Start of Supplied data
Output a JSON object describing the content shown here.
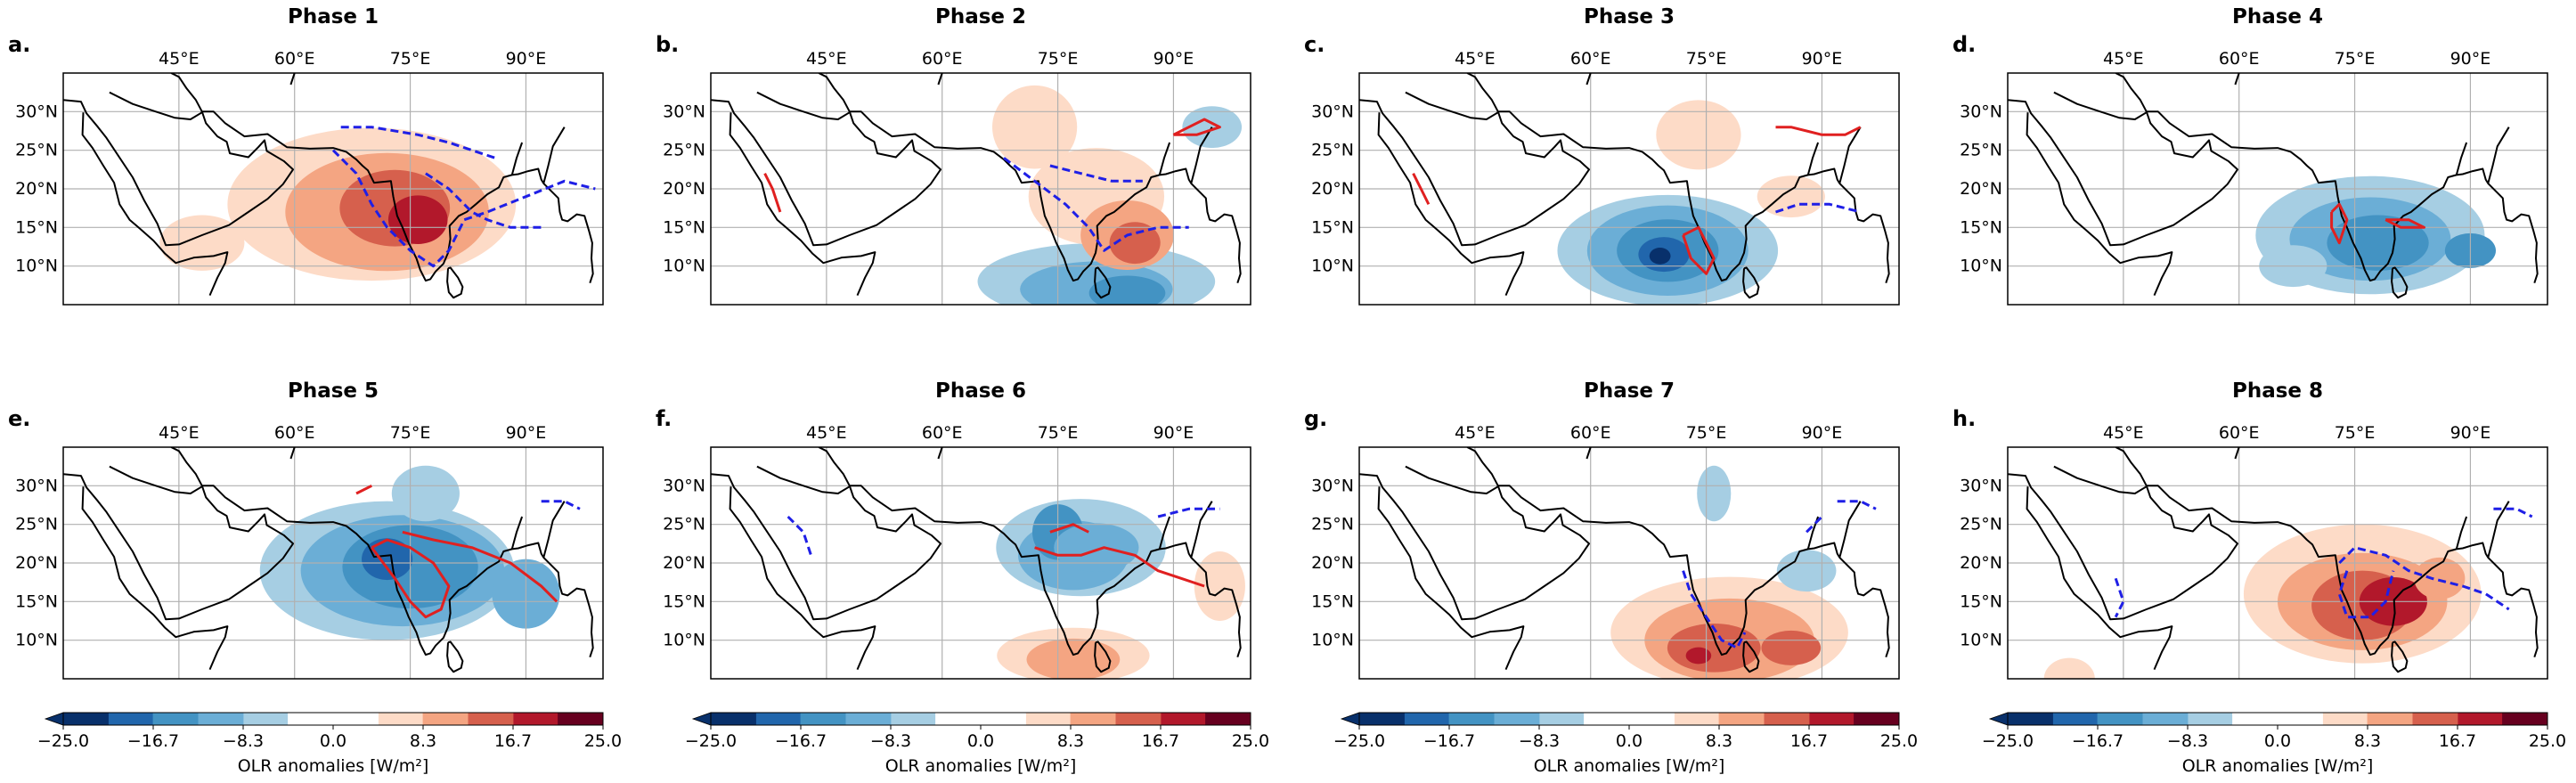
{
  "chart_data": {
    "type": "heatmap",
    "description_axis": "longitude / latitude",
    "lon_range": [
      30,
      100
    ],
    "lat_range": [
      5,
      35
    ],
    "lon_ticks": [
      "45°E",
      "60°E",
      "75°E",
      "90°E"
    ],
    "lat_ticks": [
      "30°N",
      "25°N",
      "20°N",
      "15°N",
      "10°N"
    ],
    "colorbar": {
      "label": "OLR anomalies [W/m²]",
      "ticks": [
        "−25.0",
        "−16.7",
        "−8.3",
        "0.0",
        "8.3",
        "16.7",
        "25.0"
      ],
      "levels": [
        -25.0,
        -20.8,
        -16.7,
        -12.5,
        -8.3,
        -4.2,
        0.0,
        4.2,
        8.3,
        12.5,
        16.7,
        20.8,
        25.0
      ],
      "colors": [
        "#08306b",
        "#2166ac",
        "#4393c3",
        "#6baed6",
        "#a6cee3",
        "#ffffff",
        "#fddbc7",
        "#f4a582",
        "#d6604d",
        "#b2182b",
        "#67001f"
      ]
    },
    "panels": [
      {
        "letter": "a.",
        "title": "Phase 1",
        "anomaly": "positive",
        "center": [
          72,
          17
        ],
        "contour_color": "blue"
      },
      {
        "letter": "b.",
        "title": "Phase 2",
        "anomaly": "mixed",
        "center": [
          82,
          14
        ],
        "contour_color": "blue+red"
      },
      {
        "letter": "c.",
        "title": "Phase 3",
        "anomaly": "negative",
        "center": [
          70,
          12
        ],
        "contour_color": "red"
      },
      {
        "letter": "d.",
        "title": "Phase 4",
        "anomaly": "negative",
        "center": [
          76,
          13
        ],
        "contour_color": "red"
      },
      {
        "letter": "e.",
        "title": "Phase 5",
        "anomaly": "negative",
        "center": [
          74,
          19
        ],
        "contour_color": "red"
      },
      {
        "letter": "f.",
        "title": "Phase 6",
        "anomaly": "negative",
        "center": [
          78,
          21
        ],
        "contour_color": "red"
      },
      {
        "letter": "g.",
        "title": "Phase 7",
        "anomaly": "positive",
        "center": [
          78,
          10
        ],
        "contour_color": "blue"
      },
      {
        "letter": "h.",
        "title": "Phase 8",
        "anomaly": "positive",
        "center": [
          76,
          15
        ],
        "contour_color": "blue"
      }
    ]
  }
}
End of Supplied data
Request:
Keep the pictures out of the copy and return the rest of the data above exactly.

Expected output:
Output a JSON object describing the content shown here.
{
  "chart_data": {
    "type": "heatmap",
    "description_axis": "longitude / latitude",
    "lon_range": [
      30,
      100
    ],
    "lat_range": [
      5,
      35
    ],
    "lon_ticks": [
      "45°E",
      "60°E",
      "75°E",
      "90°E"
    ],
    "lat_ticks": [
      "30°N",
      "25°N",
      "20°N",
      "15°N",
      "10°N"
    ],
    "colorbar": {
      "label": "OLR anomalies [W/m²]",
      "ticks": [
        "−25.0",
        "−16.7",
        "−8.3",
        "0.0",
        "8.3",
        "16.7",
        "25.0"
      ],
      "levels": [
        -25.0,
        -20.8,
        -16.7,
        -12.5,
        -8.3,
        -4.2,
        0.0,
        4.2,
        8.3,
        12.5,
        16.7,
        20.8,
        25.0
      ],
      "colors": [
        "#08306b",
        "#2166ac",
        "#4393c3",
        "#6baed6",
        "#a6cee3",
        "#ffffff",
        "#fddbc7",
        "#f4a582",
        "#d6604d",
        "#b2182b",
        "#67001f"
      ]
    },
    "panels": [
      {
        "letter": "a.",
        "title": "Phase 1",
        "anomaly": "positive",
        "center": [
          72,
          17
        ],
        "contour_color": "blue"
      },
      {
        "letter": "b.",
        "title": "Phase 2",
        "anomaly": "mixed",
        "center": [
          82,
          14
        ],
        "contour_color": "blue+red"
      },
      {
        "letter": "c.",
        "title": "Phase 3",
        "anomaly": "negative",
        "center": [
          70,
          12
        ],
        "contour_color": "red"
      },
      {
        "letter": "d.",
        "title": "Phase 4",
        "anomaly": "negative",
        "center": [
          76,
          13
        ],
        "contour_color": "red"
      },
      {
        "letter": "e.",
        "title": "Phase 5",
        "anomaly": "negative",
        "center": [
          74,
          19
        ],
        "contour_color": "red"
      },
      {
        "letter": "f.",
        "title": "Phase 6",
        "anomaly": "negative",
        "center": [
          78,
          21
        ],
        "contour_color": "red"
      },
      {
        "letter": "g.",
        "title": "Phase 7",
        "anomaly": "positive",
        "center": [
          78,
          10
        ],
        "contour_color": "blue"
      },
      {
        "letter": "h.",
        "title": "Phase 8",
        "anomaly": "positive",
        "center": [
          76,
          15
        ],
        "contour_color": "blue"
      }
    ]
  }
}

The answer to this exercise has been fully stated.